■ Extracted entries:

====================

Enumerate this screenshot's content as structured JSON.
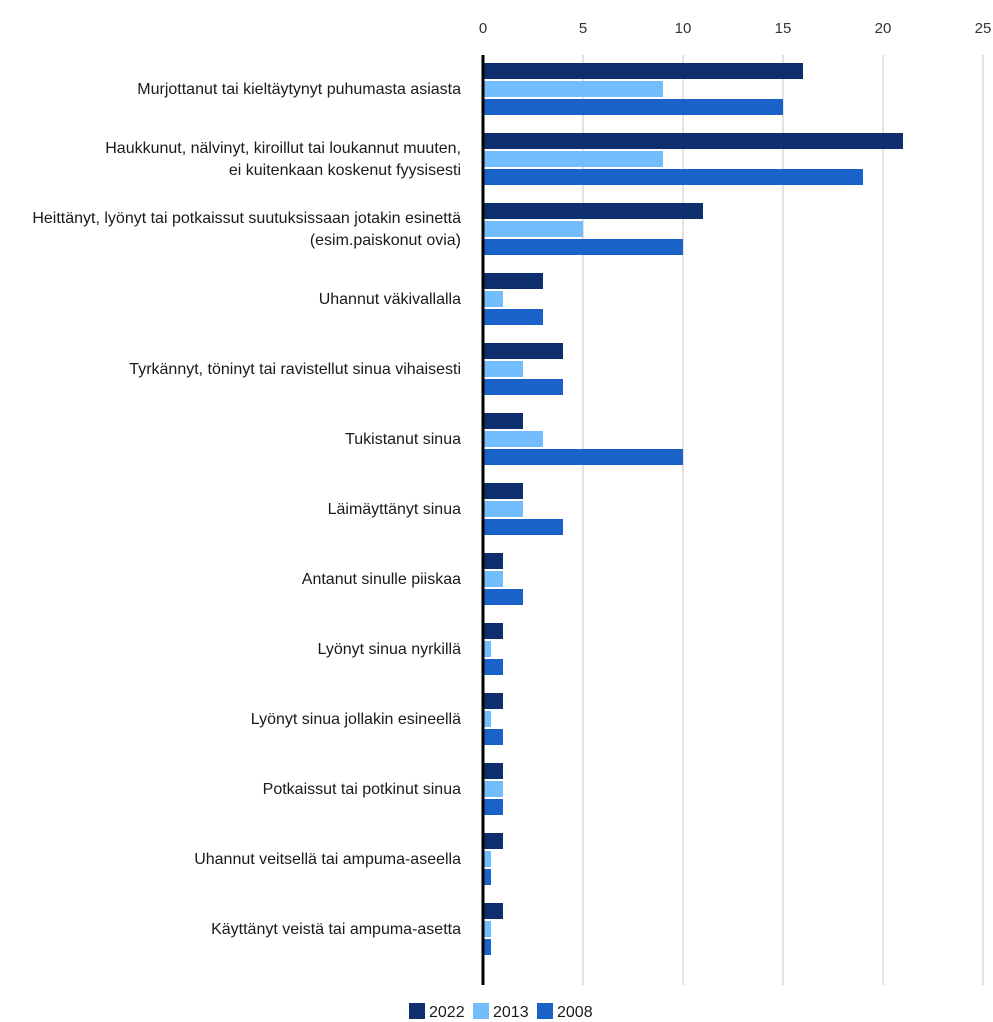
{
  "chart_data": {
    "type": "bar",
    "orientation": "horizontal",
    "title": "",
    "xlabel": "",
    "ylabel": "",
    "xlim": [
      0,
      25
    ],
    "x_ticks": [
      0,
      5,
      10,
      15,
      20,
      25
    ],
    "x_axis_position": "top",
    "grid": true,
    "legend_position": "bottom-center",
    "categories": [
      [
        "Murjottanut tai kieltäytynyt puhumasta asiasta"
      ],
      [
        "Haukkunut, nälvinyt, kiroillut tai loukannut muuten,",
        "ei kuitenkaan koskenut fyysisesti"
      ],
      [
        "Heittänyt, lyönyt tai potkaissut suutuksissaan jotakin esinettä",
        "(esim.paiskonut ovia)"
      ],
      [
        "Uhannut väkivallalla"
      ],
      [
        "Tyrkännyt, töninyt tai ravistellut sinua vihaisesti"
      ],
      [
        "Tukistanut sinua"
      ],
      [
        "Läimäyttänyt sinua"
      ],
      [
        "Antanut sinulle piiskaa"
      ],
      [
        "Lyönyt sinua nyrkillä"
      ],
      [
        "Lyönyt sinua jollakin esineellä"
      ],
      [
        "Potkaissut tai potkinut sinua"
      ],
      [
        "Uhannut veitsellä tai ampuma-aseella"
      ],
      [
        "Käyttänyt veistä tai ampuma-asetta"
      ]
    ],
    "series": [
      {
        "name": "2022",
        "color": "#0d2f6e",
        "values": [
          16,
          21,
          11,
          3,
          4,
          2,
          2,
          1,
          1,
          1,
          1,
          1,
          1
        ]
      },
      {
        "name": "2013",
        "color": "#74bdfc",
        "values": [
          9,
          9,
          5,
          1,
          2,
          3,
          2,
          1,
          0.4,
          0.4,
          1,
          0.4,
          0.4
        ]
      },
      {
        "name": "2008",
        "color": "#1a62c8",
        "values": [
          15,
          19,
          10,
          3,
          4,
          10,
          4,
          2,
          1,
          1,
          1,
          0.4,
          0.4
        ]
      }
    ],
    "gridline_color": "#d9d9d9",
    "axis_color": "#000000"
  }
}
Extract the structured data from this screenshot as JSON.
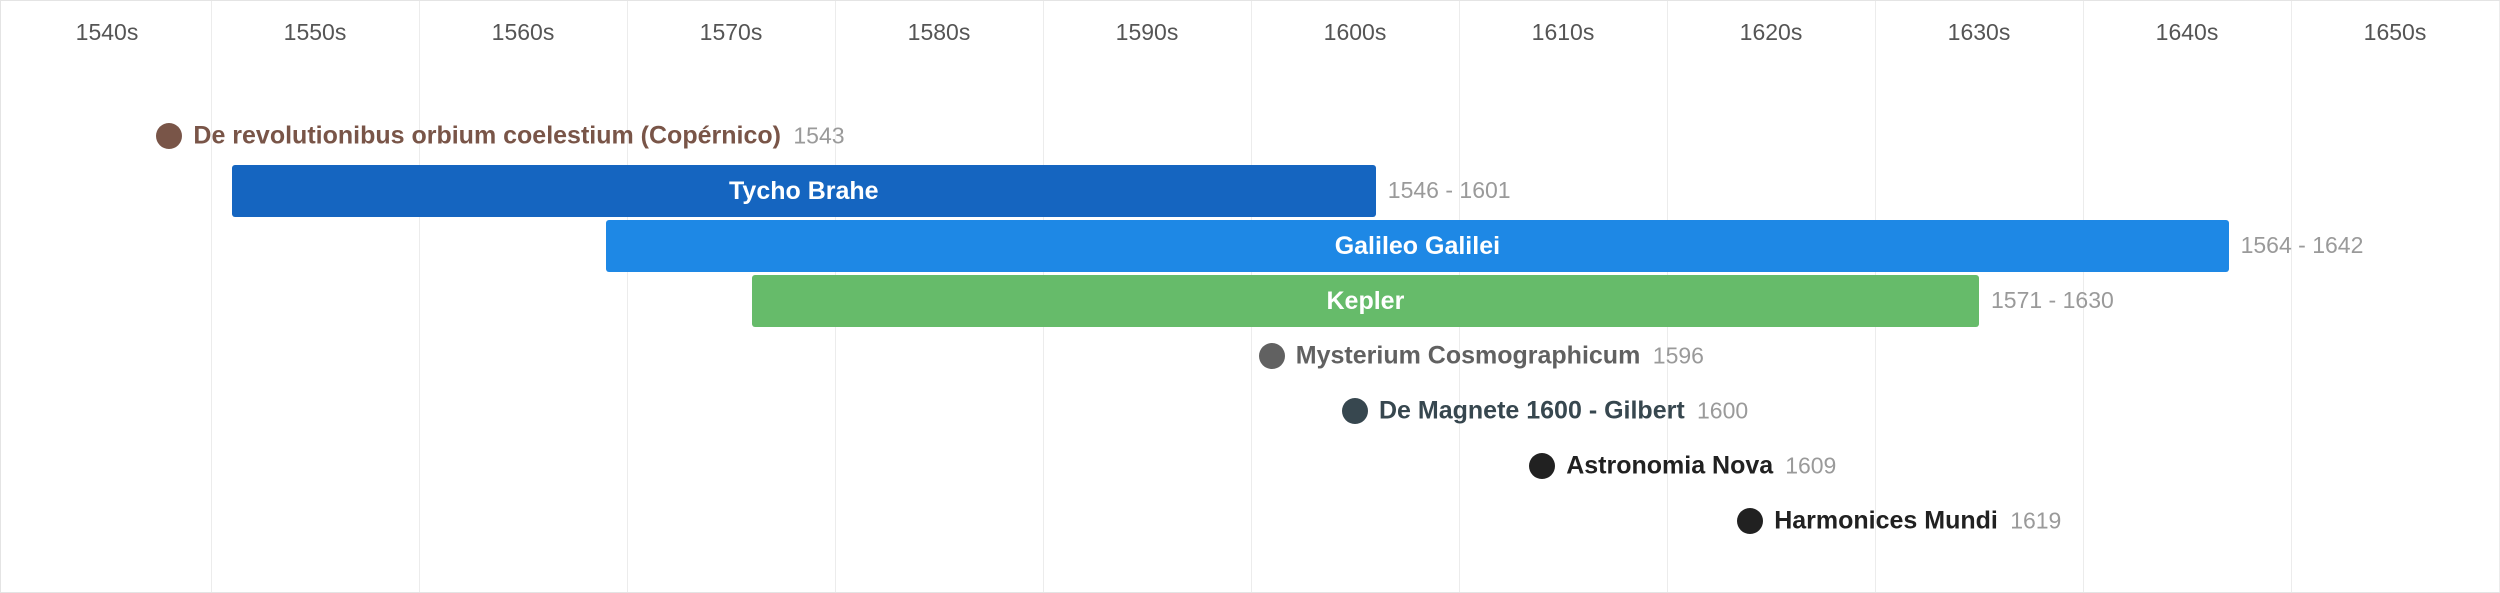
{
  "chart_data": {
    "type": "timeline",
    "axis": {
      "labels": [
        "1540s",
        "1550s",
        "1560s",
        "1570s",
        "1580s",
        "1590s",
        "1600s",
        "1610s",
        "1620s",
        "1630s",
        "1640s",
        "1650s"
      ],
      "range": [
        1535,
        1655
      ]
    },
    "rows": [
      {
        "kind": "event",
        "label": "De revolutionibus orbium coelestium (Copérnico)",
        "year": 1543,
        "year_text": "1543",
        "color": "#795548"
      },
      {
        "kind": "span",
        "label": "Tycho Brahe",
        "start": 1546,
        "end": 1601,
        "range_text": "1546 - 1601",
        "color": "#1565c0"
      },
      {
        "kind": "span",
        "label": "Galileo Galilei",
        "start": 1564,
        "end": 1642,
        "range_text": "1564 - 1642",
        "color": "#1e88e5"
      },
      {
        "kind": "span",
        "label": "Kepler",
        "start": 1571,
        "end": 1630,
        "range_text": "1571 - 1630",
        "color": "#66bb6a"
      },
      {
        "kind": "event",
        "label": "Mysterium Cosmographicum",
        "year": 1596,
        "year_text": "1596",
        "color": "#616161"
      },
      {
        "kind": "event",
        "label": "De Magnete 1600 - Gilbert",
        "year": 1600,
        "year_text": "1600",
        "color": "#37474f"
      },
      {
        "kind": "event",
        "label": "Astronomia Nova",
        "year": 1609,
        "year_text": "1609",
        "color": "#212121"
      },
      {
        "kind": "event",
        "label": "Harmonices Mundi",
        "year": 1619,
        "year_text": "1619",
        "color": "#212121"
      }
    ]
  }
}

====================

■ Job: Strip the images and reproduce the remaining records precisely.

■ Response below:
Enumerate this screenshot's content as structured JSON.
{
  "chart_data": {
    "type": "bar",
    "orientation": "horizontal",
    "title": "",
    "xlabel": "",
    "ylabel": "",
    "xlim": [
      0,
      25
    ],
    "x_ticks": [
      0,
      5,
      10,
      15,
      20,
      25
    ],
    "x_axis_position": "top",
    "grid": true,
    "legend_position": "bottom-center",
    "categories": [
      [
        "Murjottanut tai kieltäytynyt puhumasta asiasta"
      ],
      [
        "Haukkunut, nälvinyt, kiroillut tai loukannut muuten,",
        "ei kuitenkaan koskenut fyysisesti"
      ],
      [
        "Heittänyt, lyönyt tai potkaissut suutuksissaan jotakin esinettä",
        "(esim.paiskonut ovia)"
      ],
      [
        "Uhannut väkivallalla"
      ],
      [
        "Tyrkännyt, töninyt tai ravistellut sinua vihaisesti"
      ],
      [
        "Tukistanut sinua"
      ],
      [
        "Läimäyttänyt sinua"
      ],
      [
        "Antanut sinulle piiskaa"
      ],
      [
        "Lyönyt sinua nyrkillä"
      ],
      [
        "Lyönyt sinua jollakin esineellä"
      ],
      [
        "Potkaissut tai potkinut sinua"
      ],
      [
        "Uhannut veitsellä tai ampuma-aseella"
      ],
      [
        "Käyttänyt veistä tai ampuma-asetta"
      ]
    ],
    "series": [
      {
        "name": "2022",
        "color": "#0d2f6e",
        "values": [
          16,
          21,
          11,
          3,
          4,
          2,
          2,
          1,
          1,
          1,
          1,
          1,
          1
        ]
      },
      {
        "name": "2013",
        "color": "#74bdfc",
        "values": [
          9,
          9,
          5,
          1,
          2,
          3,
          2,
          1,
          0.4,
          0.4,
          1,
          0.4,
          0.4
        ]
      },
      {
        "name": "2008",
        "color": "#1a62c8",
        "values": [
          15,
          19,
          10,
          3,
          4,
          10,
          4,
          2,
          1,
          1,
          1,
          0.4,
          0.4
        ]
      }
    ],
    "gridline_color": "#d9d9d9",
    "axis_color": "#000000"
  }
}
Extract the structured data from this screenshot as JSON.
{
  "chart_data": {
    "type": "timeline",
    "axis": {
      "labels": [
        "1540s",
        "1550s",
        "1560s",
        "1570s",
        "1580s",
        "1590s",
        "1600s",
        "1610s",
        "1620s",
        "1630s",
        "1640s",
        "1650s"
      ],
      "range": [
        1535,
        1655
      ]
    },
    "rows": [
      {
        "kind": "event",
        "label": "De revolutionibus orbium coelestium (Copérnico)",
        "year": 1543,
        "year_text": "1543",
        "color": "#795548"
      },
      {
        "kind": "span",
        "label": "Tycho Brahe",
        "start": 1546,
        "end": 1601,
        "range_text": "1546 - 1601",
        "color": "#1565c0"
      },
      {
        "kind": "span",
        "label": "Galileo Galilei",
        "start": 1564,
        "end": 1642,
        "range_text": "1564 - 1642",
        "color": "#1e88e5"
      },
      {
        "kind": "span",
        "label": "Kepler",
        "start": 1571,
        "end": 1630,
        "range_text": "1571 - 1630",
        "color": "#66bb6a"
      },
      {
        "kind": "event",
        "label": "Mysterium Cosmographicum",
        "year": 1596,
        "year_text": "1596",
        "color": "#616161"
      },
      {
        "kind": "event",
        "label": "De Magnete 1600 - Gilbert",
        "year": 1600,
        "year_text": "1600",
        "color": "#37474f"
      },
      {
        "kind": "event",
        "label": "Astronomia Nova",
        "year": 1609,
        "year_text": "1609",
        "color": "#212121"
      },
      {
        "kind": "event",
        "label": "Harmonices Mundi",
        "year": 1619,
        "year_text": "1619",
        "color": "#212121"
      }
    ]
  }
}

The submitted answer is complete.